— Start MATERIAL FOR THIS EXERCISE —

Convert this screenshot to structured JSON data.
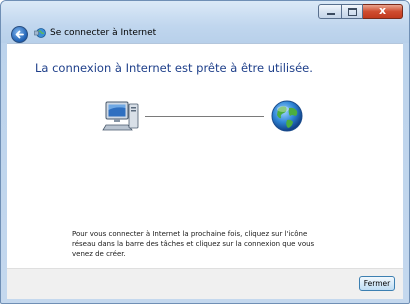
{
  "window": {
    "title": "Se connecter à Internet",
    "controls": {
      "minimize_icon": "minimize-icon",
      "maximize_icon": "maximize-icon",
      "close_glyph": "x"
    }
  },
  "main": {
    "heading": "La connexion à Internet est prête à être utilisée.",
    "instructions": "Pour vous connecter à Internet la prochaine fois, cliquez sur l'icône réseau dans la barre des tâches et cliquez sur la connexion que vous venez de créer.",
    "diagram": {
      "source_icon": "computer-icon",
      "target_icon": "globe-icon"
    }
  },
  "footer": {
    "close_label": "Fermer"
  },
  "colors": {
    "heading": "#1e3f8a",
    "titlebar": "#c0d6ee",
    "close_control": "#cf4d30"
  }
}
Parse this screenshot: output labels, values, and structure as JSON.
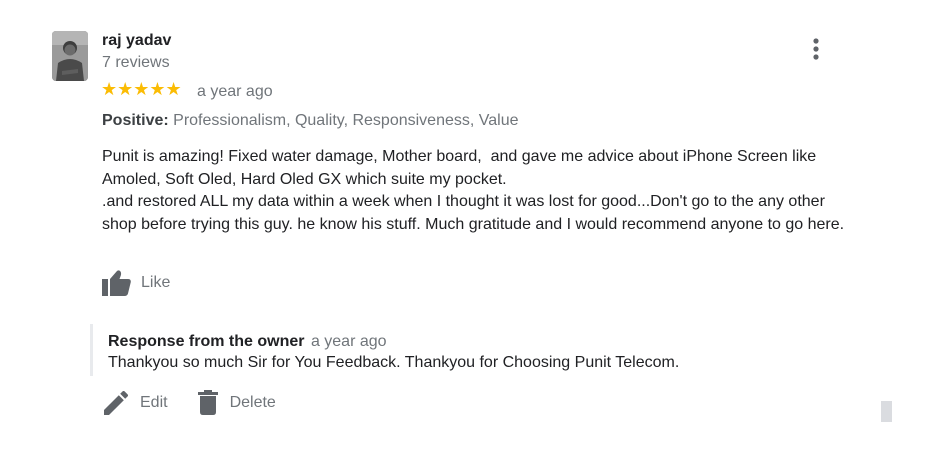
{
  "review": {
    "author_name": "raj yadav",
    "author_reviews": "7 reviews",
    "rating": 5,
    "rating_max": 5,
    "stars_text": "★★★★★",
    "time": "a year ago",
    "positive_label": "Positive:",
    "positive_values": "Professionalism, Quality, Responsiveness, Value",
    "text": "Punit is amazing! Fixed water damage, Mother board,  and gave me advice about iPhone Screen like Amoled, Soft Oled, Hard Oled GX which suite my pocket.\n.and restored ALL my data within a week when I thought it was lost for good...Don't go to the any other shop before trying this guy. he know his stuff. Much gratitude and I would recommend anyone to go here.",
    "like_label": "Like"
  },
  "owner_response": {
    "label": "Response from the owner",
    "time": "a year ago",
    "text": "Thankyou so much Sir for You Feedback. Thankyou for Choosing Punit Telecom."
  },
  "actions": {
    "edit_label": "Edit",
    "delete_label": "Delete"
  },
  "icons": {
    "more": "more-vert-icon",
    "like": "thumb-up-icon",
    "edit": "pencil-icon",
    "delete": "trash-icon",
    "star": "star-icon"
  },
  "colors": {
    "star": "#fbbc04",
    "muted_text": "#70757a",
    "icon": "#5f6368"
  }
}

— End MATERIAL FOR THIS EXERCISE —
— Start MATERIAL FOR THIS EXERCISE —

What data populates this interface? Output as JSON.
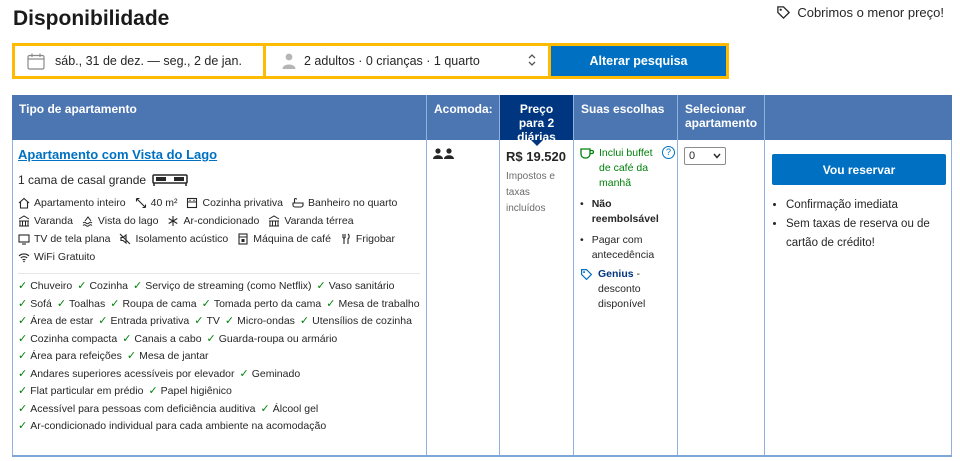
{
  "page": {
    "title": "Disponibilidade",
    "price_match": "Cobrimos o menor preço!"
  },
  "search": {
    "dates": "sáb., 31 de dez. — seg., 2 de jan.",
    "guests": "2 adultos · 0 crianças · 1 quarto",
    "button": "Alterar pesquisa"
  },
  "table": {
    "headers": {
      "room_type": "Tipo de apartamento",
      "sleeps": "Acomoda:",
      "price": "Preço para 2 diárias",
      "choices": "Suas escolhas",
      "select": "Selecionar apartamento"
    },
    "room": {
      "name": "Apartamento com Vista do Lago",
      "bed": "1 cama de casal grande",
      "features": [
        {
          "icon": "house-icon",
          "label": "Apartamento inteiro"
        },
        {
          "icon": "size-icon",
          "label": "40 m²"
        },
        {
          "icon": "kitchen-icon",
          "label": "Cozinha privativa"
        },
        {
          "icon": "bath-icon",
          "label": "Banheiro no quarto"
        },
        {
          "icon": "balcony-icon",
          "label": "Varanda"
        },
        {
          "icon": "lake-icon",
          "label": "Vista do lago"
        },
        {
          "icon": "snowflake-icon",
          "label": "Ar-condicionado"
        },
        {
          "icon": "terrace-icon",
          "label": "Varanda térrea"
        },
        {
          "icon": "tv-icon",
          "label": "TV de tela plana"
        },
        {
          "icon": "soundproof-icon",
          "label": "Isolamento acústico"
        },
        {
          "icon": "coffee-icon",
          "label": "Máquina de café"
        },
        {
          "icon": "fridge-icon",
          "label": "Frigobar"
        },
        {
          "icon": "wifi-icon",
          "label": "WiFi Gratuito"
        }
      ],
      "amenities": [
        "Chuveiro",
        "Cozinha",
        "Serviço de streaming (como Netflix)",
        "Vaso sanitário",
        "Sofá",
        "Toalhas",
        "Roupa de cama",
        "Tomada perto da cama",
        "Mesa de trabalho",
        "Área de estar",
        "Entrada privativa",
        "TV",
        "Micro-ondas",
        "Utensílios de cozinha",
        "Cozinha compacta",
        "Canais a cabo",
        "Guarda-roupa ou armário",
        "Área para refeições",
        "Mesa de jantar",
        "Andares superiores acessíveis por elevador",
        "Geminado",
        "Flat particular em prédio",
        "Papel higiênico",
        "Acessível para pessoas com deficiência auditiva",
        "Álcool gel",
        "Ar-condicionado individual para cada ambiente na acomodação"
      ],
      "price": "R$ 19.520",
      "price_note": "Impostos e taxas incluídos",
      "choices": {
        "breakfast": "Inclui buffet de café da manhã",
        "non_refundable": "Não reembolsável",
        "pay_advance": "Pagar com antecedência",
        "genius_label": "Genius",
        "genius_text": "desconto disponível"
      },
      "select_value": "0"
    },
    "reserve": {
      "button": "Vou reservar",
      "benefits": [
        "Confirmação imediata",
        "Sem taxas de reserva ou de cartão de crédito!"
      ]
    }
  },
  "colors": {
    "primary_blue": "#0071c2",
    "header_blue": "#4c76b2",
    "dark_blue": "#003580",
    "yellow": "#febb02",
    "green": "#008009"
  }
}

— End MATERIAL FOR THIS EXERCISE —

> _GIVEN REQUEST_
Identify every line where the string "taxas" appears.

> _SOLUTION FOR THIS TASK_
      "price_note": "Impostos e taxas incluídos",
        "Sem taxas de reserva ou de cartão de crédito!"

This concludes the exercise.